▶ [Required task]:
Pick out the lines below that include the string "Submissions".

————

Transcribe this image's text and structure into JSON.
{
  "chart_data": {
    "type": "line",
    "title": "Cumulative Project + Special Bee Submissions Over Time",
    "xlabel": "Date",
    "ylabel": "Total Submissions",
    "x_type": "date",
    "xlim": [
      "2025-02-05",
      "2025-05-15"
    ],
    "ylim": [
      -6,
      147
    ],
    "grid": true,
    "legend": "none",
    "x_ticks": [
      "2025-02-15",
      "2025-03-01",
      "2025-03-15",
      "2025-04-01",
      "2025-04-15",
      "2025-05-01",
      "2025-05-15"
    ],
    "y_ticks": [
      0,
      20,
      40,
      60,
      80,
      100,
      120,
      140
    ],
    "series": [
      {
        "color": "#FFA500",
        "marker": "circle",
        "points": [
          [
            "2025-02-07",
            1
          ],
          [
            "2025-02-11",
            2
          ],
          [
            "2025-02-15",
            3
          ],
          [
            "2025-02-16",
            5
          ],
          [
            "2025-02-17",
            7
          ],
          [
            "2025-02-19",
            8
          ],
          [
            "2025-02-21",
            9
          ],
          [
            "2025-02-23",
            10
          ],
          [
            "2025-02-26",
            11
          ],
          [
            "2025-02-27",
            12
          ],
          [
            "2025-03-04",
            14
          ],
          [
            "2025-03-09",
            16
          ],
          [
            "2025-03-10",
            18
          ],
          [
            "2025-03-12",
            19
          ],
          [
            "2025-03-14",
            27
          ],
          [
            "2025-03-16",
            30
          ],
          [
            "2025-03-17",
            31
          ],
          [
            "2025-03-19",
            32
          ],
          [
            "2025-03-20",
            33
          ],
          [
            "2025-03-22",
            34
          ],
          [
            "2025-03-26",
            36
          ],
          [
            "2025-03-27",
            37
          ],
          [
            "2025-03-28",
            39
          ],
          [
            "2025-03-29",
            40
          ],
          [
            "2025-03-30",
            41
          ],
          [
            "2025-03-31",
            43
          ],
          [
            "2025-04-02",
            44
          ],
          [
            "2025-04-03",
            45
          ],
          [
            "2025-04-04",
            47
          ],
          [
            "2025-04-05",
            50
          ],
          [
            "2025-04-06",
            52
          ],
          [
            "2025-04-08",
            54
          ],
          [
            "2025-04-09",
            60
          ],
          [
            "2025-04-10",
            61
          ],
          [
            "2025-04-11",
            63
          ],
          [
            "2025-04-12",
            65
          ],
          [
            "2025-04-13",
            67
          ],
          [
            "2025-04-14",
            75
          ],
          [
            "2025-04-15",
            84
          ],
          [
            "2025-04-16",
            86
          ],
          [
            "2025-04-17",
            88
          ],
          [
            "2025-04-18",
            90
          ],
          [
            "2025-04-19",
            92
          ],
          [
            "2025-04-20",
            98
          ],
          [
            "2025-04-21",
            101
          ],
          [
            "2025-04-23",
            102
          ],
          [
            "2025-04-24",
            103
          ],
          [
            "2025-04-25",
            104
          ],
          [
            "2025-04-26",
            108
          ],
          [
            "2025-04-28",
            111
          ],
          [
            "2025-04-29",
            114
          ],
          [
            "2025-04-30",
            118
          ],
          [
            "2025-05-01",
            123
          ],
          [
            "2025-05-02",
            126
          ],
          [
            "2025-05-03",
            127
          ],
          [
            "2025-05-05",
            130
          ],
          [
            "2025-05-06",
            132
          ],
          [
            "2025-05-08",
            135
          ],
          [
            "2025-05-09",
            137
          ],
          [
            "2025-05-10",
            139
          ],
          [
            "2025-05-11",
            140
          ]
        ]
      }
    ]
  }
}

————

▶ [Written response]:
    "title": "Cumulative Project + Special Bee Submissions Over Time",
    "ylabel": "Total Submissions",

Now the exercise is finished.